WHAT IS ASKED >> Using the records provided below, locate and copy each line that contains the word "Geral".

^^^^^^^^

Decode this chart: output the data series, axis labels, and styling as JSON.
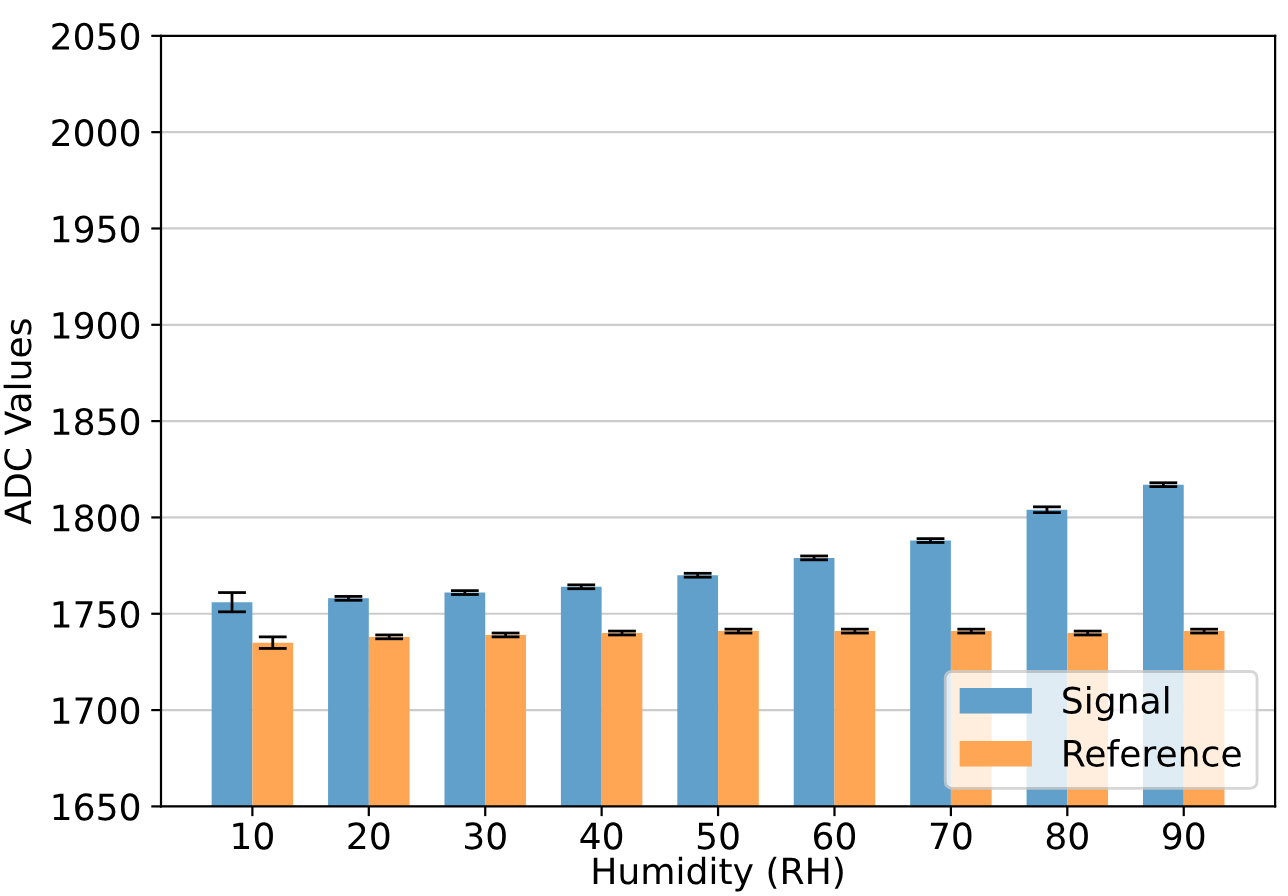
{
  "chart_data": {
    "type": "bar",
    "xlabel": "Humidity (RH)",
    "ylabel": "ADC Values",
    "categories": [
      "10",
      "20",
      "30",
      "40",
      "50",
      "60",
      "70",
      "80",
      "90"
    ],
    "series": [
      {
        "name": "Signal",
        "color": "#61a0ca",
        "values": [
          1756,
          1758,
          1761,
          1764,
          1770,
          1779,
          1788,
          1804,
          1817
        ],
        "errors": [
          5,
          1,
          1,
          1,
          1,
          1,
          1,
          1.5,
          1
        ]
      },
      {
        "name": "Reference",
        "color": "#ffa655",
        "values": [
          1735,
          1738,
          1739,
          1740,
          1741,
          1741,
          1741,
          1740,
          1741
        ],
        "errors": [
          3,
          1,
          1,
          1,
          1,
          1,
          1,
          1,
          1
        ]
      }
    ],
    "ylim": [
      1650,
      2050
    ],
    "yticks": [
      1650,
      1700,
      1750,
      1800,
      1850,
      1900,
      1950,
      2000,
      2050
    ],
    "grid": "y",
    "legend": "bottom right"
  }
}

^^^^^^^^

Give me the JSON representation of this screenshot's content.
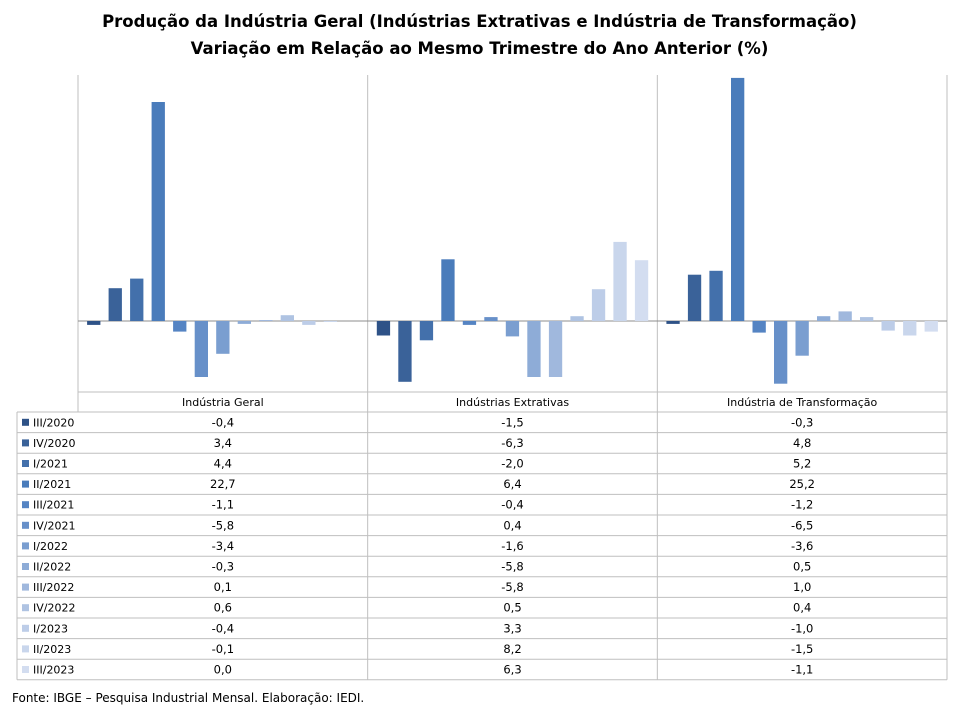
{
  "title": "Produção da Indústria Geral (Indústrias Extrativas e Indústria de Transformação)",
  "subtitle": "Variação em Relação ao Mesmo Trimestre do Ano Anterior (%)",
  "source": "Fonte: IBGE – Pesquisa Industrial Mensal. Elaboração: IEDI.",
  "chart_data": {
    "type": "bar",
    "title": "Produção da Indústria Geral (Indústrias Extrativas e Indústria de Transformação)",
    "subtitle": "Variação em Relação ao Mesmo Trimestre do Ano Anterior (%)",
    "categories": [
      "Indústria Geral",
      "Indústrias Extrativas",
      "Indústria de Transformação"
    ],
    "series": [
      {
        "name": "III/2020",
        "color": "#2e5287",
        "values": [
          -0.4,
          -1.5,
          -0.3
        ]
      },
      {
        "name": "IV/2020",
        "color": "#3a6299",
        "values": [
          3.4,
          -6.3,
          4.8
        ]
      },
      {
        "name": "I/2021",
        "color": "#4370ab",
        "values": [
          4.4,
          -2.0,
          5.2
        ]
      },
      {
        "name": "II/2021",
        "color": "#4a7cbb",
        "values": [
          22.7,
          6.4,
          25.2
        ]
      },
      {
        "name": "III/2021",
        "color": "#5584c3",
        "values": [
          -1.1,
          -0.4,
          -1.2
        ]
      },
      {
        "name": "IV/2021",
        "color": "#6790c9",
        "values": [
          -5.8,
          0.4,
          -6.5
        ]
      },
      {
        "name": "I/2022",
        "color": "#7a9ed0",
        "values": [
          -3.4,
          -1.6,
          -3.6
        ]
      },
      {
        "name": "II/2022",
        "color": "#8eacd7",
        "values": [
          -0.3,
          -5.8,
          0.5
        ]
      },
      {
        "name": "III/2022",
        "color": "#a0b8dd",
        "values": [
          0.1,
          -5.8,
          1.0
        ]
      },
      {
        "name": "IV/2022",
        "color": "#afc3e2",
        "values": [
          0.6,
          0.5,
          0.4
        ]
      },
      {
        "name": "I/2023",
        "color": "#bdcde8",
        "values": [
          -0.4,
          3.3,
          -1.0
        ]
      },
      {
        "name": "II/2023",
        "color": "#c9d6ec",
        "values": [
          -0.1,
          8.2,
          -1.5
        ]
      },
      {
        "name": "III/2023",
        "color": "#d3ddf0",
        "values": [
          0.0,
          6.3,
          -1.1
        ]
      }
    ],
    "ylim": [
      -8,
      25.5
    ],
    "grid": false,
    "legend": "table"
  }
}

^^^^^^^^

EXPECTED OUTPUT >>
  "title": "Produção da Indústria Geral (Indústrias Extrativas e Indústria de Transformação)",
    "title": "Produção da Indústria Geral (Indústrias Extrativas e Indústria de Transformação)",
      "Indústria Geral",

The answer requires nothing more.